» **Record extracts**:
'''
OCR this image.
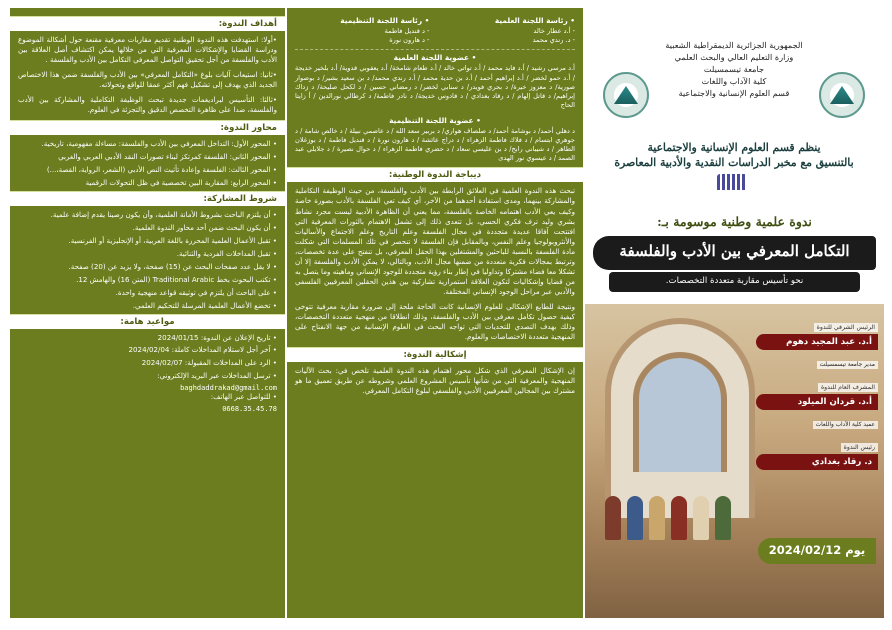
أهداف الندوة:
•أولا: استهدفت هذه الندوة الوطنية تقديم مقاربات معرفية مقنعة حول أشكالة الموضوع ودراسة القضايا والإشكالات المعرفية التي من خلالها يمكن اكتشاف أصل العلاقة بين الأدب والفلسفة من أجل تحقيق التواصل المعرفي التكامل بين الأدب والفلسفة .
•ثانيا: استيعاب آليات بلوغ «التكامل المعرفي» بين الأدب والفلسفة ضمن هذا الاختصاص الجديد الذي يهدف إلى تشكيل فهم أكثر عمقا للواقع وتحولاته.
•ثالثا: التأسيس لبراديغمات جديدة تبحث الوظيفة التكاملية والمشاركة بين الأدب والفلسفة، ضدا على ظاهرة التخصص الدقيق والتجزئة في العلوم.
محاور الندوة:
• المحور الأول: التداخل المعرفي بين الأدب والفلسفة: مساءلة مفهومية، تاريخية.
• المحور الثاني: الفلسفة كمرتكز لبناء تصورات النقد الأدبي العربي والغربي
• المحور الثالث: الفلسفة وإعادة تأثيث النص الأدبي (الشعر، الرواية، القصة،...)
• المحور الرابع: المقاربة البين تخصصية في ظل التحولات الرقمية
شروط المشاركة:
• أن يلتزم الباحث بشروط الأمانة العلمية، وأن يكون رصينا يقدم إضافة علمية.
• أن يكون البحث ضمن أحد محاور الندوة العلمية.
• تقبل الأعمال العلمية المحررة باللغة العربية، أو الإنجليزية أو الفرنسية.
• تقبل المداخلات الفردية والثنائية.
• لا يقل عدد صفحات البحث عن (15) صفحة، ولا يزيد عن (20) صفحة.
• تكتب البحوث بخط Traditional Arabic (المتن 16) والهامش 12.
• على الباحث أن يلتزم في توثيقه قواعد منهجية واحدة.
• تخضع الأعمال العلمية المرسلة للتحكيم العلمي.
مواعيد هامة:
• تاريخ الإعلان عن الندوة: 2024/01/15
• آخر أجل لاستلام المداخلات كاملة: 2024/02/04
• الرد على المداخلات المقبولة: 2024/02/07
• ترسل المداخلات عبر البريد الإلكتروني:
baghdaddrakad@gmail.com
• للتواصل عبر الهاتف:
0668.35.45.78
• رئاسة اللجنة العلمية
- أ.د عطار خالد
- د. رندي محمد
• رئاسة اللجنة التنظيمية
- د قنديل فاطمة
- د هارون نورة
• عضوية اللجنة العلمية
أ.د مرسي رشيد / أ.د فايد محمد / أ.د تواتي خالد / أ.د طعام شامخة/ أ.د يعقوبي قدوية/ أ.د بلخير خديجة / أ.د حمو لخضر / أ.د إبراهيم أحمد / أ.د بن حدية محمد / أ.د رندي محمد/ د بن سعيد بشير/ د بوصوار صورية/ د معزوز خيرة/ د بحري فويدر/ د سنابي لخضر/ د رمضاني حسين / د لكحل صليحة/ د زداك إبراهيم/ د قاتل إلهام / د رقاد بغدادي / د قادوس خديجة/ د نادر فاطمة/ د كرطالي نورالدين / أ زايتا الحاج
• عضوية اللجنة التنظيمية
د دهلي أحمد/ د بوشامة أحمد/ د صلصاف هواري/ د بربير سعد الله / د عاصمي نبيلة / د خالص شامة / د جوهري ابتسام / د فلاك فاطمة الزهراء / د دراج عائشة / د هارون نورة / د قنديل فاطمة / د بوزغلان الطاهر / د شيباني رابح/ د بن عليسي سعاد / د حضري فاطمة الزهراء / د حوال نصيرة / د جلايلي عبد الصمد / د عيسوي نور الهدى
ديباجة الندوة الوطنية:
تبحث هذه الندوة العلمية في العلائق الرابطة بين الأدب والفلسفة، من حيث الوظيفة التكاملية والمشاركة بينهما، ومدى استفادة أحدهما من الآخر، أي كيف تعي الفلسفة بالأدب بصورة خاصة وكيف يعي الأدب اهتمامه الخاصة بالفلسفة، مما يعني أن الظاهرة الأدبية ليست مجرد نشاط بشري وليد ترف فكري الحسي، بل تتعدى ذلك إلى تشمل الاهتمام بالثورات المعرفية التي افتتحت آفاقا عديدة متجددة في مجال الفلسفة وعلم التاريخ وعلم الاجتماع والأساليات والأنثروبولوجيا وعلم النفس، وبالمقابل فإن الفلسفة لا تنحصر في تلك المسلمات التي شكلت مادة الفلسفة بالنسبة للباحثين والمشتغلين بهذا الحقل المعرفي، بل تنفتح على عدة تخصصات، وترتبط بمجالات فكرية متعددة من ضمنها مجال الأدب، وبالتالي، لا يمكن الأدب والفلسفة إلا أن تشكلا معا فضاء مشتركا وتداوليا في إطار بناء رؤية متجددة للوجود الإنساني وماهيته وما يتصل به من قضايا وإشكاليات لتكون العلاقة استمرارية تشاركية بين هذين الحقلين المعرفيين الفلسفي والأدبي عبر مراحل الوجود الإنساني المختلفة.
ونتيجة للطابع الإشكالي للعلوم الإنسانية كانت الحاجة ملحة إلى ضرورة مقاربة معرفية تتوخى كيفية حصول تكامل معرفي بين الأدب والفلسفة، وذلك انطلاقا من منهجية متعددة التخصصات، وذلك بهدف التصدي للتحديات التي تواجه البحث في العلوم الإنسانية من جهة الانفتاح على المنهجية متعددة الاختصاصات والعلوم.
إشكالية الندوة:
إن الإشكال المعرفي الذي شكل محور اهتمام هذه الندوة العلمية تلخص في: بحث الآليات المنهجية والمعرفية التي من شأنها تأسيس المشروع العلمي وشروطه عن طريق تعميق ما هو مشترك بين المجالين المعرفيين الأدبي والفلسفي لبلوغ التكامل المعرفي.
الجمهورية الجزائرية الديمقراطية الشعبية
وزارة التعليم العالي والبحث العلمي
جامعة تيسمسيلت
كلية الآداب واللغات
قسم العلوم الإنسانية والاجتماعية
ينظم قسم العلوم الإنسانية والاجتماعية
بالتنسيق مع مخبر الدراسات النقدية والأدبية المعاصرة
ندوة علمية وطنية موسومة بـ:
التكامل المعرفي بين الأدب والفلسفة
نحو تأسيس مقاربة متعددة التخصصات.
الرئيس الشرفي للندوة
أ.د. عبد المجيد دهوم
مدير جامعة تيسمسيلت
المشرف العام للندوة
أ.د. قردان الميلود
عميد كلية الآداب واللغات
رئيس الندوة
د. رقاد بغدادي
يوم 2024/02/12
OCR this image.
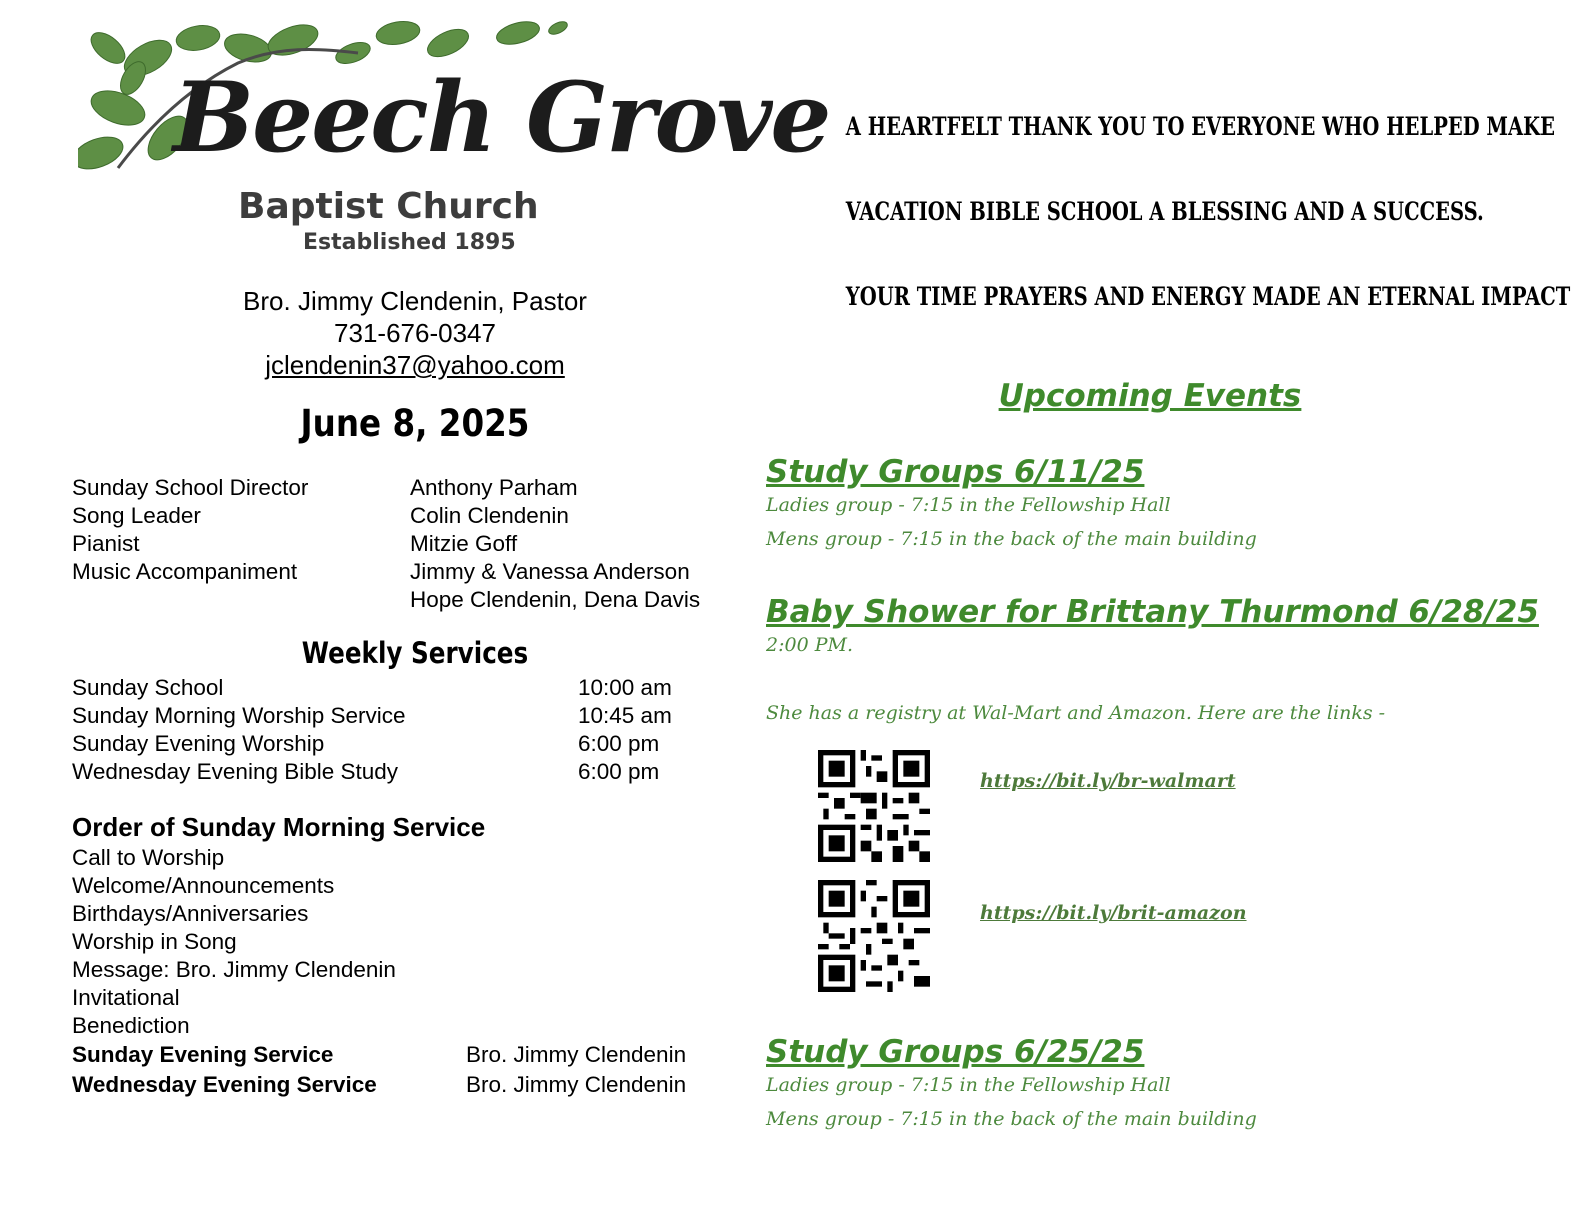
Beech Grove
Baptist Church
Established 1895
Bro. Jimmy Clendenin, Pastor
731-676-0347
jclendenin37@yahoo.com
June 8, 2025
Sunday School Director	Anthony Parham
Song Leader	Colin Clendenin
Pianist	Mitzie Goff
Music Accompaniment	Jimmy & Vanessa Anderson
Hope Clendenin, Dena Davis
Weekly Services
Sunday School	10:00 am
Sunday Morning Worship Service	10:45 am
Sunday Evening Worship	6:00 pm
Wednesday Evening Bible Study	6:00 pm
Order of Sunday Morning Service
Call to Worship
Welcome/Announcements
Birthdays/Anniversaries
Worship in Song
Message: Bro. Jimmy Clendenin
Invitational
Benediction
Sunday Evening Service	Bro. Jimmy Clendenin
Wednesday Evening Service	Bro. Jimmy Clendenin
A HEARTFELT THANK YOU TO EVERYONE WHO HELPED MAKE
VACATION BIBLE SCHOOL A BLESSING AND A SUCCESS.
YOUR TIME PRAYERS AND ENERGY MADE AN ETERNAL IMPACT
Upcoming Events
Study Groups 6/11/25
Ladies group - 7:15 in the Fellowship Hall
Mens group - 7:15 in the back of the main building
Baby Shower for Brittany Thurmond 6/28/25
2:00 PM.
She has a registry at Wal-Mart and Amazon. Here are the links -
https://bit.ly/br-walmart
https://bit.ly/brit-amazon
Study Groups 6/25/25
Ladies group - 7:15 in the Fellowship Hall
Mens group - 7:15 in the back of the main building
'''
Copy all lines above containing the string "نورة".

» **Final answer**:
- د هارون نورة
د دهلي أحمد/ د بوشامة أحمد/ د صلصاف هواري/ د بربير سعد الله / د عاصمي نبيلة / د خالص شامة / د جوهري ابتسام / د فلاك فاطمة الزهراء / د دراج عائشة / د هارون نورة / د قنديل فاطمة / د بوزغلان الطاهر / د شيباني رابح/ د بن عليسي سعاد / د حضري فاطمة الزهراء / د حوال نصيرة / د جلايلي عبد الصمد / د عيسوي نور الهدى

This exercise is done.